▸ **本文抜粋**
○ ○ ○ ○ ○ ○ ○

ザ・ベネチアン・マカオの屋内運河でゴンドラに乗る親子。石橋と水路を背景にリゾート内アトラクションを楽しむ様子
<マカオの5つ星ホテル「ザ・ベネチアン・マカオ」内のゴンドラに乗船!/高橋さん提供>

藤井:高橋さんは自分一人だけでなく、「旅育」というコンセプトで、娘さんを海外旅行に連れて行っていますよね

そこにはどんな想いや願いがあるんでしょうか。

高橋:僕がこの10年で経験したような「外から客観的に日本を見る視点」を早いうちから身に付けてほしいという想いですね。

単純に「全く違う言葉や価値観をもった人々が世界中にたくさんいる事」を体験させたいという気持ちもあります。

ちなみに海外ではないですけど、先日「大阪・関西万博」にも連れて行きましたよ。

さまざまな国を一度に疑似体験出来て、親子共々良い経験になりました。

娘は今年、小2なんですけど、「英語とも親しくなってほしい」と思っています。

藤井:「将来英語が出来ないと一流企業に就職出来ないから勉強しなさい!」

と頭ごなしに説教されても、実感がなく、やる気も出ないけど、旅でのリアルな体験があると自分から興味をもつようになるんじゃないでしょうか。

高橋:正にそうですね。

マカオに娘を連れて行った時、ホテルのロビーで僕が両替をする間、少し離れた椅子に座って待たせていたんですよ。

その時、一人でいるのを心配したホテルのスタッフが娘に声をかけてくださったんですけど、

「何も答えられなかった…」

と、子どもながらに悔しい思いをしたみたいなんです。

でも、こういう経験が大切なんですよね。

僕なんて先述SUBWAY注文失敗事件の時、もう21歳でしたから(笑)。

フリーランス音楽家の海外旅行・旅育を特集する音TOWNインタビュー記事サムネイル(前編)
参考:「アメリカ・西海岸ツアーで海外旅行好きが覚醒!?」

娘はまだ学校で英語の授業は始まっていませんが、たまたま国語の時間に先生が「猫は英語でなんて言うでしょう?」と質問をしたそうなんです。

それに娘が答えた「cat」の発音がとても良くて褒められたそうで、家でも楽しく発音練習に付き合ってくれています

先輩のパパママさんのお話では、小学校の高学年とか中学生くらいになると、部活動に熱心な子なんかは他の事が出来ないくらい忙しくなるらしいので、それをふまえると、子連れ旅は小学校4年生くらいまでがチャンス

経済的にちょっと無理してでも、旅に連れて行くようにしています

実際に経験させた結果、万が一本人が海外を嫌になってしまっても、それはそれで良いと思っているんです。

大切なのは「食わず嫌い」にさせない事ですね。

旅行中のホテル客室で朝の宿題に取り組む子ども。窓外の街並みを背景に、学習習慣を続ける旅育の様子
<旅行中も毎朝、宿題に取り組みます。その間に僕もしっかり練習♪/高橋さん撮影>

旅は日常の延長/旅先での練習は!?

窓辺でブレストレーニング用エアバッグを使い、呼吸法の練習をする金管(トロンボーン)奏者の様子。明るい室内での基礎トレーニング
<旅先でのエアバッグを使用したブレストレーニングの様子/高橋さん提供>

藤井:僕は2019年6月に個人事業主から法人成りして、その年の11月のイベントを最後にフリーランスの演奏現場は実質卒業したんです。

○ ○ ○ ○ ○ ○ ○

▸ **資料抜粋**

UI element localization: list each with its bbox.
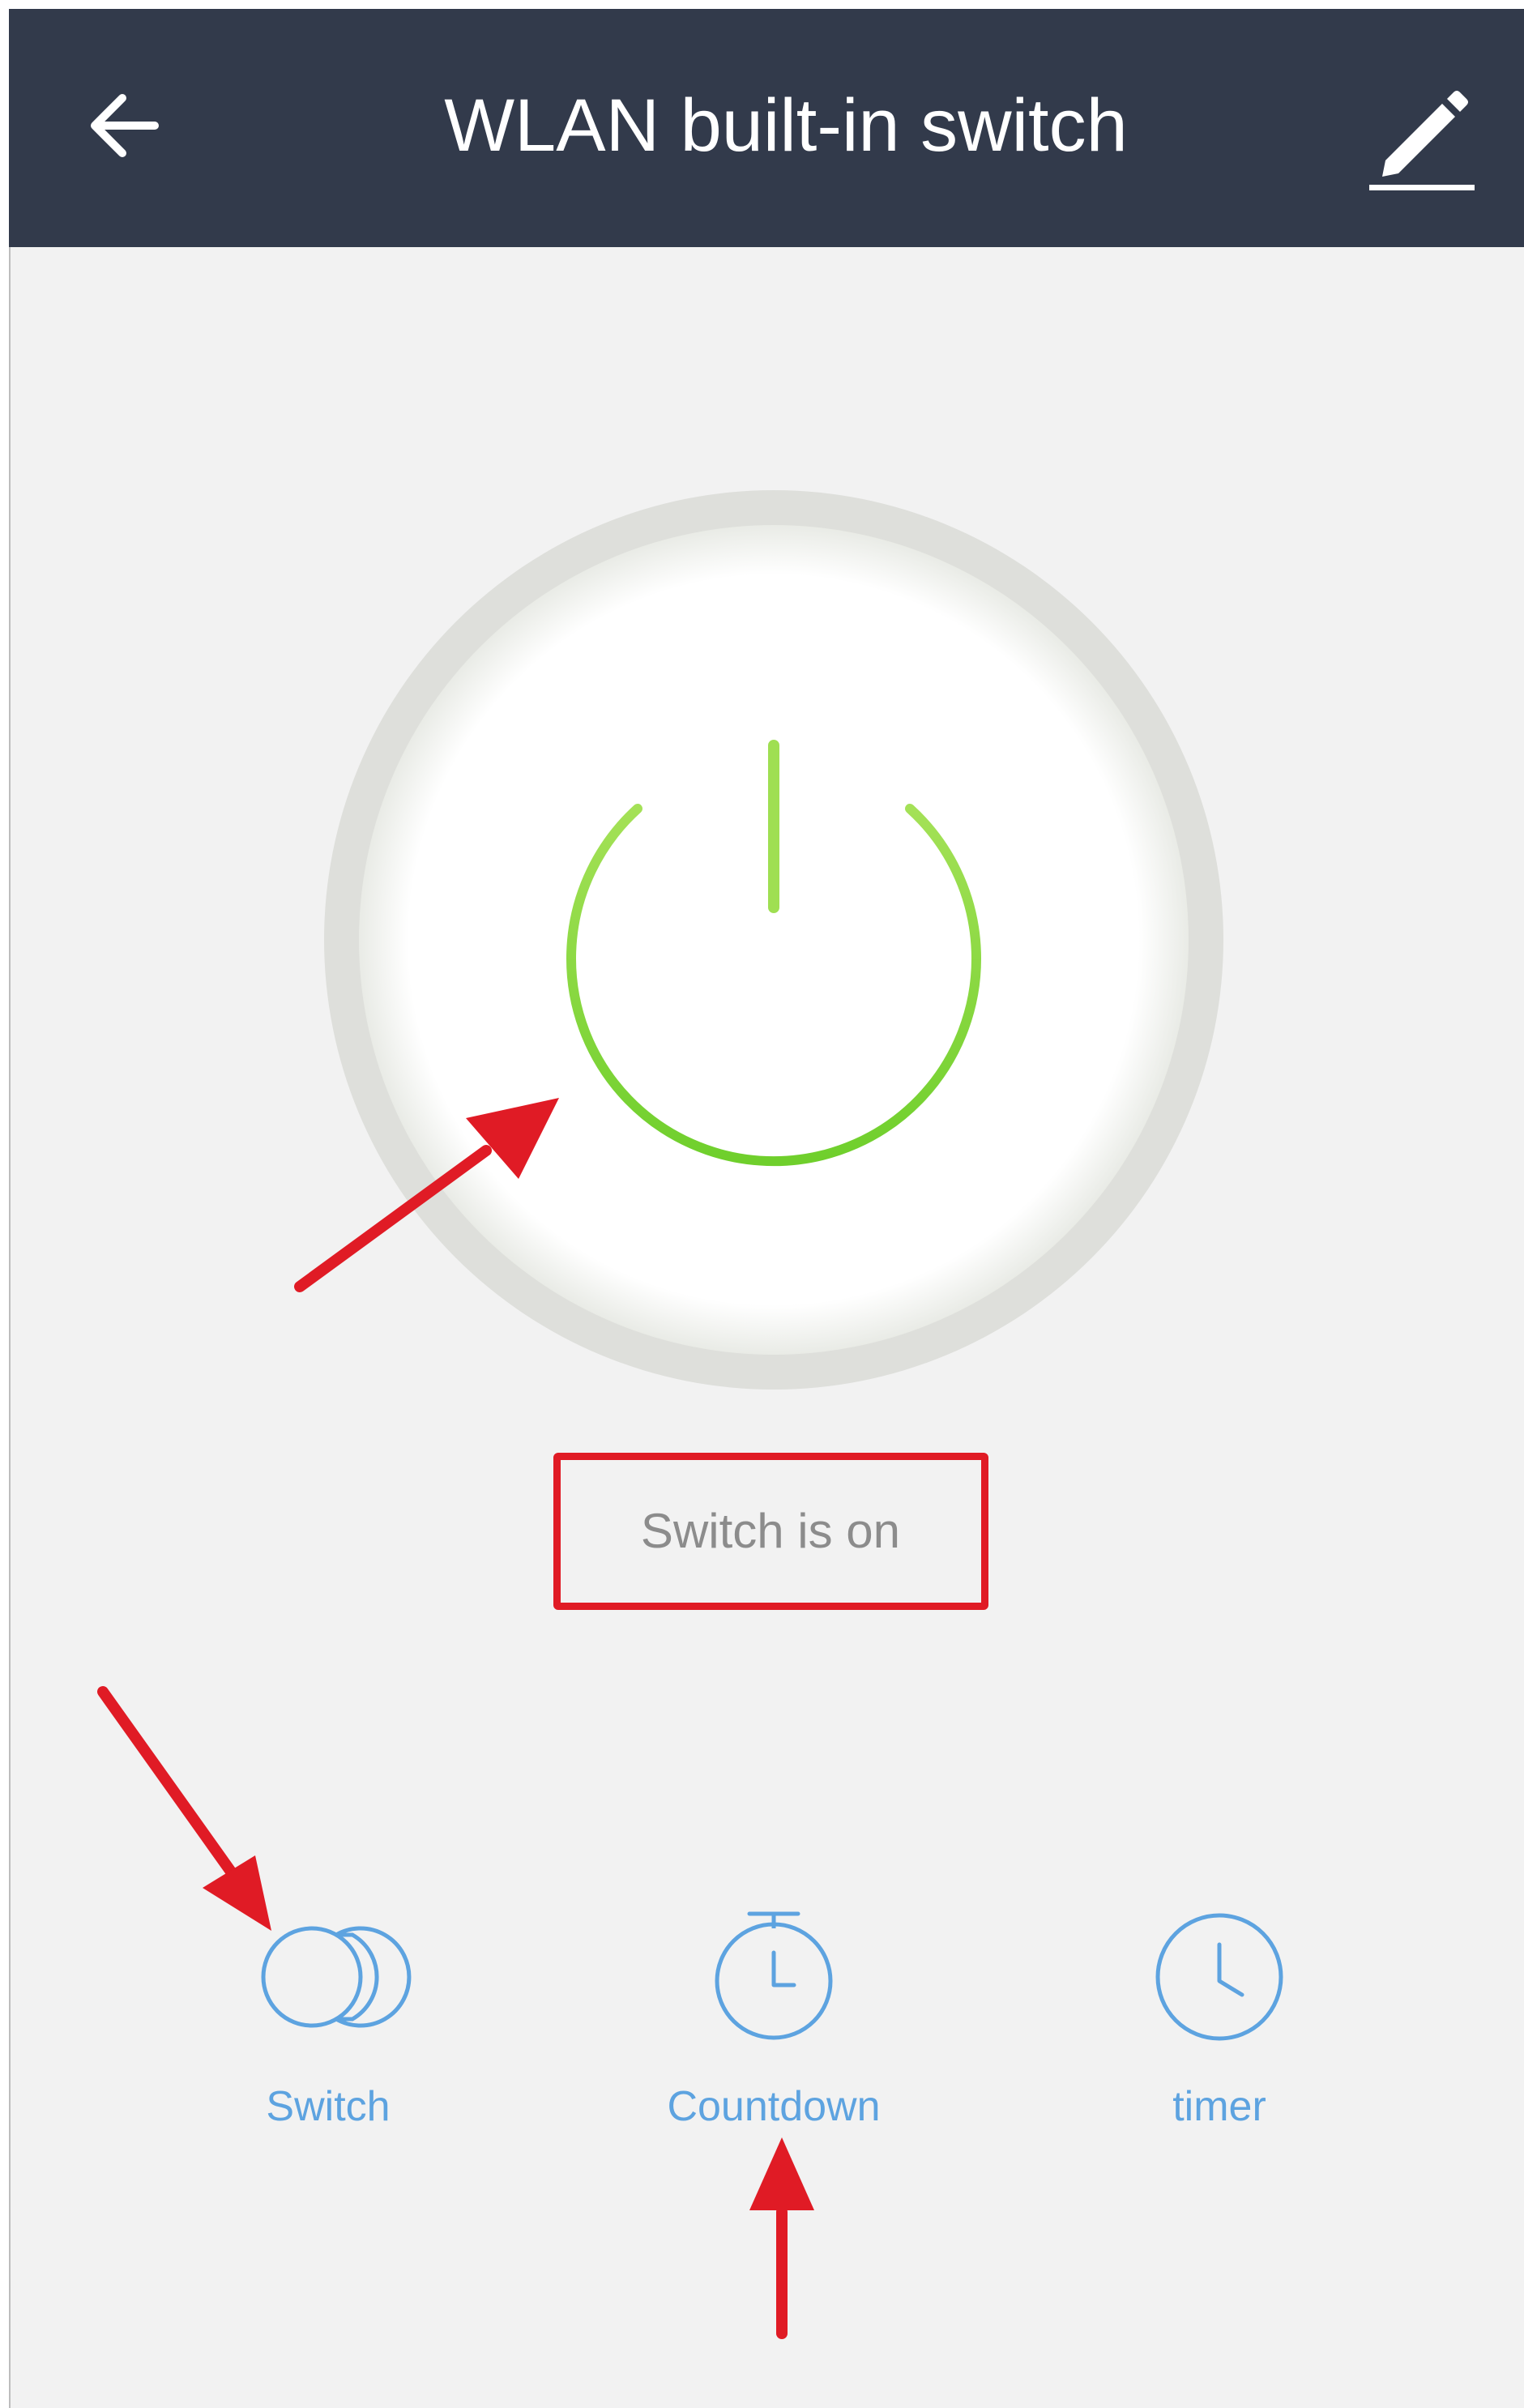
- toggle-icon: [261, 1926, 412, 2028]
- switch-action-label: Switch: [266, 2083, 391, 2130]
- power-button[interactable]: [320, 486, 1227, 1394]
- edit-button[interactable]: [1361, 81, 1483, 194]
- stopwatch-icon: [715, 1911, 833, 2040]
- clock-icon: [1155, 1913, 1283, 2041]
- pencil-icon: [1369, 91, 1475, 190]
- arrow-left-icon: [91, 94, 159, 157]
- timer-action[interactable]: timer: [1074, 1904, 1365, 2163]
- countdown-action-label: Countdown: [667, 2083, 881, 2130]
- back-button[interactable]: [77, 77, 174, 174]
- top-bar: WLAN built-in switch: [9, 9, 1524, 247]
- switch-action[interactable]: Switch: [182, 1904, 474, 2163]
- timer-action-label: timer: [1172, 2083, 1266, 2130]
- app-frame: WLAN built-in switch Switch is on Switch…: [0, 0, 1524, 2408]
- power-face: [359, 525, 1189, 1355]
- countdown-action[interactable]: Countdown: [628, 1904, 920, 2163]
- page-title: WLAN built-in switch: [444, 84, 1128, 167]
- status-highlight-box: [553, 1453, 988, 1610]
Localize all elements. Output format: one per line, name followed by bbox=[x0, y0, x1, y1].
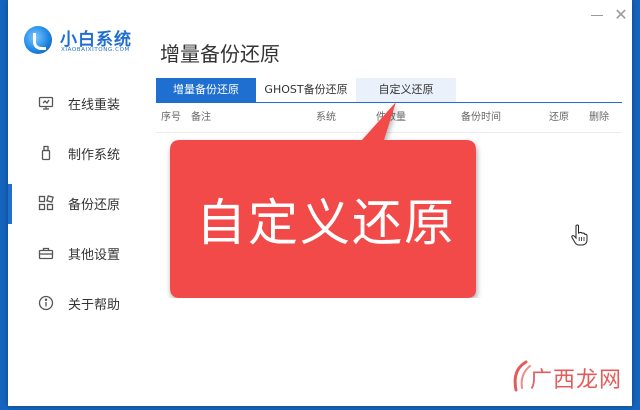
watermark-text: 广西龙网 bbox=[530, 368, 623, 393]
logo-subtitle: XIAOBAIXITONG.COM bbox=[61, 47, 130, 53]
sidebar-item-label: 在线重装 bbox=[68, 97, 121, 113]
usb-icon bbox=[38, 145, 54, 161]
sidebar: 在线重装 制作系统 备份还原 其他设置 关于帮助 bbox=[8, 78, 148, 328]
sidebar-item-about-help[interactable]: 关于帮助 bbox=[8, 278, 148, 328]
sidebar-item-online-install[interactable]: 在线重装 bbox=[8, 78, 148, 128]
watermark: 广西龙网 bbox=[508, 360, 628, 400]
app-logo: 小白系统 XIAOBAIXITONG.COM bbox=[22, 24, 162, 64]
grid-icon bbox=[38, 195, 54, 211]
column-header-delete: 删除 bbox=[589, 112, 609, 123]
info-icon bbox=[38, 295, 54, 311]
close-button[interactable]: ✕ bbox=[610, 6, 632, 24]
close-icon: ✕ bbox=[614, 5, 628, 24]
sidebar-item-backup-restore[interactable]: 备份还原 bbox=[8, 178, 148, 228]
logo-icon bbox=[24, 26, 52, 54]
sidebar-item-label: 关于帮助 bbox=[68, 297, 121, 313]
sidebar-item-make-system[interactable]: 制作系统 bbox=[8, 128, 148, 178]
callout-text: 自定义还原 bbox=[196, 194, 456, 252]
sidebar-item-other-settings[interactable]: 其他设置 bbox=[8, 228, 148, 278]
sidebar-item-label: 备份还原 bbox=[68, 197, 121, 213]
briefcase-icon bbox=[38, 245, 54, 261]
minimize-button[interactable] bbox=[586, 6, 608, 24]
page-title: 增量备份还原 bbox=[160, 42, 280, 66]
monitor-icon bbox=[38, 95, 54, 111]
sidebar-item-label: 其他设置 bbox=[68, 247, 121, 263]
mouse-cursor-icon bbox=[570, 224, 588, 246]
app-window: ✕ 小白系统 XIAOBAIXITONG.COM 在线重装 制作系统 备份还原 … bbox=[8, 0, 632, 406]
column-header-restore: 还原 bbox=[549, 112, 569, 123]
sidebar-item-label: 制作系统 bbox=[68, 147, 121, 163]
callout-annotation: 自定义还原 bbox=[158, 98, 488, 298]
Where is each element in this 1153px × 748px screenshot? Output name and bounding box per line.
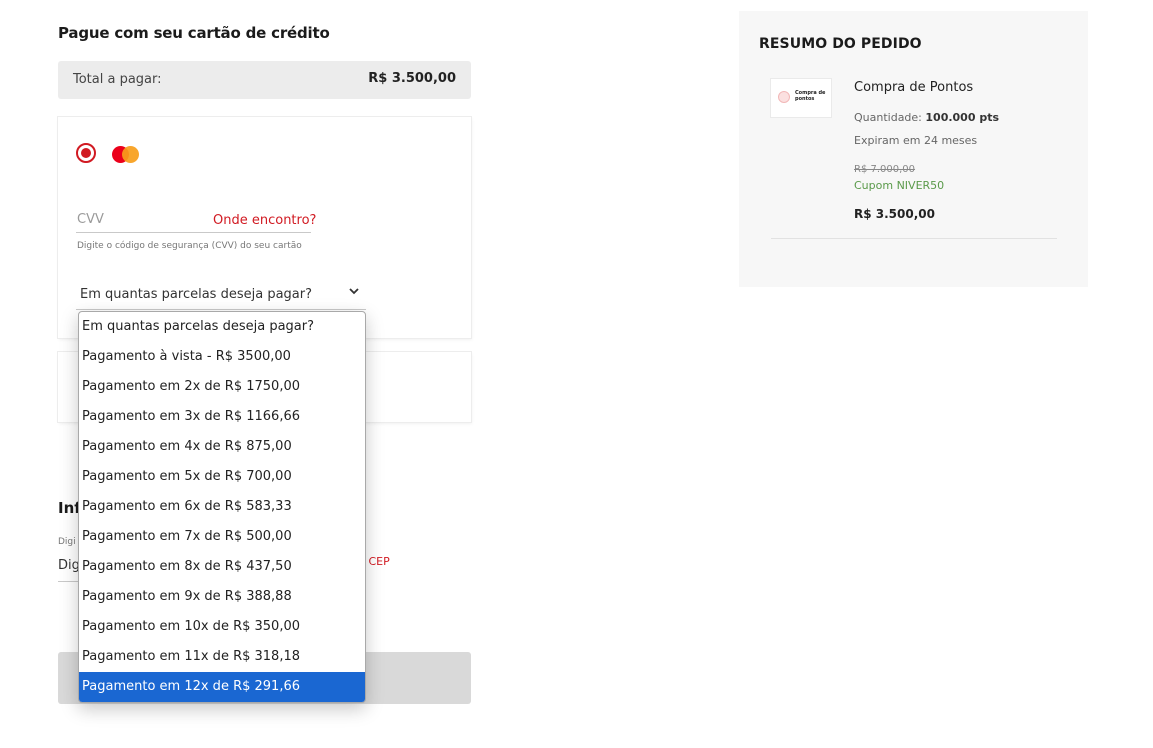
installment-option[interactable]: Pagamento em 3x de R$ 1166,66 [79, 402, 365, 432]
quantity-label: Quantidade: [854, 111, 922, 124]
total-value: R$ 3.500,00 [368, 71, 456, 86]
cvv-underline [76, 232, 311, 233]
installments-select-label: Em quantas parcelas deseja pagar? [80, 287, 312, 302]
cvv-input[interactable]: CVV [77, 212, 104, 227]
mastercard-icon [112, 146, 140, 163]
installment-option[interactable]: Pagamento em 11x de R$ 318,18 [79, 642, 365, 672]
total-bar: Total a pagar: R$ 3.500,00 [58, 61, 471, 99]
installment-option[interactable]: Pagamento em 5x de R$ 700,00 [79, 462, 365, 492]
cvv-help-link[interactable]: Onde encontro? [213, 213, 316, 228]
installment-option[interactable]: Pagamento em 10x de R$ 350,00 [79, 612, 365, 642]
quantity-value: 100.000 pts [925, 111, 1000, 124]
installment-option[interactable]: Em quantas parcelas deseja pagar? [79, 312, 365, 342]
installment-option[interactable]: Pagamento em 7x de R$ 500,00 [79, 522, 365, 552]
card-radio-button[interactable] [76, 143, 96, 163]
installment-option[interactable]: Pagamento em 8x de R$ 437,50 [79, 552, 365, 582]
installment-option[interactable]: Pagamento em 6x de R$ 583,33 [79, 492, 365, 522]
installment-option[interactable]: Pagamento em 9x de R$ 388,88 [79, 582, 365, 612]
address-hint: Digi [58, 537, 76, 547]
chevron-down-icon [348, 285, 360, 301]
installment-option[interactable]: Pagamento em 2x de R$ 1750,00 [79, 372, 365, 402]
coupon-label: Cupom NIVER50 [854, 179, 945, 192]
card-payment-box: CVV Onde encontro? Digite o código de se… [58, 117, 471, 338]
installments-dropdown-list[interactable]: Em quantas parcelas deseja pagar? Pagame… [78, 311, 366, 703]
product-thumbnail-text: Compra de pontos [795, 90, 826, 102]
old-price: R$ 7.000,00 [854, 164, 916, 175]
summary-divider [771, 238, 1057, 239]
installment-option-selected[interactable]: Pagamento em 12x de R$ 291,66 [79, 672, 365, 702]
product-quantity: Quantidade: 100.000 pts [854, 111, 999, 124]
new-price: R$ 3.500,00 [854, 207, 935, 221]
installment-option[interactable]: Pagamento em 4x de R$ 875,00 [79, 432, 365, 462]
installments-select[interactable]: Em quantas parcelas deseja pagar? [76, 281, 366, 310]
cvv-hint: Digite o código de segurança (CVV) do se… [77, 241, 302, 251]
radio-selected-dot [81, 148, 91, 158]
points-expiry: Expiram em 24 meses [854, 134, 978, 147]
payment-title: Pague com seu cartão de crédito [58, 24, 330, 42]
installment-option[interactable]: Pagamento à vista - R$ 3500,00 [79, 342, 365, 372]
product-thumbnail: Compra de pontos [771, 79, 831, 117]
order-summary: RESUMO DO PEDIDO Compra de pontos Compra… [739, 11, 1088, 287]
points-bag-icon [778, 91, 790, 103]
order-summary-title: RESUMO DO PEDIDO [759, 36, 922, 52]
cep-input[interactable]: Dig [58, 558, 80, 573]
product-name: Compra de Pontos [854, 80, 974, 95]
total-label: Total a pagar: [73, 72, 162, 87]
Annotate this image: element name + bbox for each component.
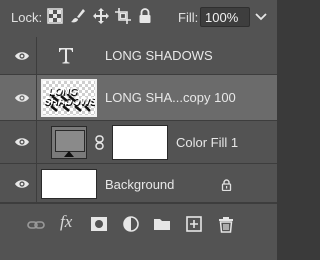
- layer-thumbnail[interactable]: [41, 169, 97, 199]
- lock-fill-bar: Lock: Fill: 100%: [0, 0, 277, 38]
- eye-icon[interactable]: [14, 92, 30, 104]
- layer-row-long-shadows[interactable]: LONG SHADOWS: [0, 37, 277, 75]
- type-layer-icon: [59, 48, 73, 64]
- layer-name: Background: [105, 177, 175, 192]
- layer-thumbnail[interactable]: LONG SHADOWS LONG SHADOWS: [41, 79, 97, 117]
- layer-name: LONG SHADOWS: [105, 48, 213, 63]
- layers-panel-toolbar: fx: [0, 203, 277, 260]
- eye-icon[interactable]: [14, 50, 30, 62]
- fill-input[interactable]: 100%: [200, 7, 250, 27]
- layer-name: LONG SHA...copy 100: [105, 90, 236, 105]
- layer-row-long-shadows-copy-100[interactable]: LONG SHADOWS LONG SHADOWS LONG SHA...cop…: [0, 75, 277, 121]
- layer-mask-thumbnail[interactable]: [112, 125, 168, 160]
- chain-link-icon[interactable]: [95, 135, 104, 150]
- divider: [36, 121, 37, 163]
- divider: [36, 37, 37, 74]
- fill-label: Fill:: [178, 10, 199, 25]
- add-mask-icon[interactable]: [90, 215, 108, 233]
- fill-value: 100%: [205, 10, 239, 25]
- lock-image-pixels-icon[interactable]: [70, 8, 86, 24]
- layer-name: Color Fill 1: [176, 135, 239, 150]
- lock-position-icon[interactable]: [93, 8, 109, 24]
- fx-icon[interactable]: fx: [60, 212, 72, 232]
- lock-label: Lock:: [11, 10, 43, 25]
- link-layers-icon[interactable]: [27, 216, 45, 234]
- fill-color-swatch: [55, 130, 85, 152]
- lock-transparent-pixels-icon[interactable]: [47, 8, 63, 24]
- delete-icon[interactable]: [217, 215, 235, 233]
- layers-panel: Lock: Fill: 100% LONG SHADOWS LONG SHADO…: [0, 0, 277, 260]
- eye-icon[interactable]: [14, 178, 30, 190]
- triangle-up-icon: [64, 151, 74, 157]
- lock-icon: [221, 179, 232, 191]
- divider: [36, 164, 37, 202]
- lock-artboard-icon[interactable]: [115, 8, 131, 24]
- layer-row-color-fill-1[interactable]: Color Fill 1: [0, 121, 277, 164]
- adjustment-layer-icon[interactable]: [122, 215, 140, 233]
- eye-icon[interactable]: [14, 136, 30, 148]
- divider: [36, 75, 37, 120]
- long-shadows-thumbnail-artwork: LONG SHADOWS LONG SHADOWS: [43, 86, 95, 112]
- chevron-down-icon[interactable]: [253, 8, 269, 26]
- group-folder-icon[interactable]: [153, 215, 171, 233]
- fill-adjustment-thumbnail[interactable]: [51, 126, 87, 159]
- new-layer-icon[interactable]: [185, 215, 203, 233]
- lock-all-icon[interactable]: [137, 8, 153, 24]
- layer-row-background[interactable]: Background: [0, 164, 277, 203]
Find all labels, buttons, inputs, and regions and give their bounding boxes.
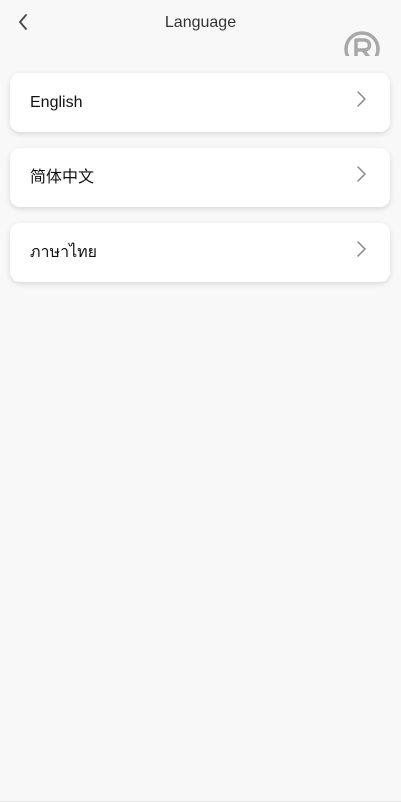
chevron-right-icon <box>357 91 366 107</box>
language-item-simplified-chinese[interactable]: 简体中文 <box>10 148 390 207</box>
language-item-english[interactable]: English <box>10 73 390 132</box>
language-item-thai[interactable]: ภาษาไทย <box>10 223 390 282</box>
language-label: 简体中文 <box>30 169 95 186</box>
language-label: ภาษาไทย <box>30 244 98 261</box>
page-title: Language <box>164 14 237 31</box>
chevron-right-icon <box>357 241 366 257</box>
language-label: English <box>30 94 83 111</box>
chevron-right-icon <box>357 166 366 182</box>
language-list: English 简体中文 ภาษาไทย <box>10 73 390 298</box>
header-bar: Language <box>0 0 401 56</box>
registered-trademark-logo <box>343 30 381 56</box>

○ ○ ○ ○ ○ ○ ○

▸ **取り組む課題**
1) 旅育についての本文のうち、「経済的にちょっと無理してでも、旅に連れて行くようにしています」から「旅は日常の延長/旅先での練習は!?」までの部分を一字一句そのまま再掲してもらえますか。
2) 旅育についての本文で、山括弧「< >」に囲まれている箇所をすべて挙げるとどれになりますか。

▸ **想定解答**
1)
経済的にちょっと無理してでも、旅に連れて行くようにしています

実際に経験させた結果、万が一本人が海外を嫌になってしまっても、それはそれで良いと思っているんです。

大切なのは「食わず嫌い」にさせない事ですね。

旅行中のホテル客室で朝の宿題に取り組む子ども。窓外の街並みを背景に、学習習慣を続ける旅育の様子
<旅行中も毎朝、宿題に取り組みます。その間に僕もしっかり練習♪/高橋さん撮影>

旅は日常の延長/旅先での練習は!?

2)
・マカオの5つ星ホテル「ザ・ベネチアン・マカオ」内のゴンドラに乗船!/高橋さん提供
・旅行中も毎朝、宿題に取り組みます。その間に僕もしっかり練習♪/高橋さん撮影
・旅先でのエアバッグを使用したブレストレーニングの様子/高橋さん提供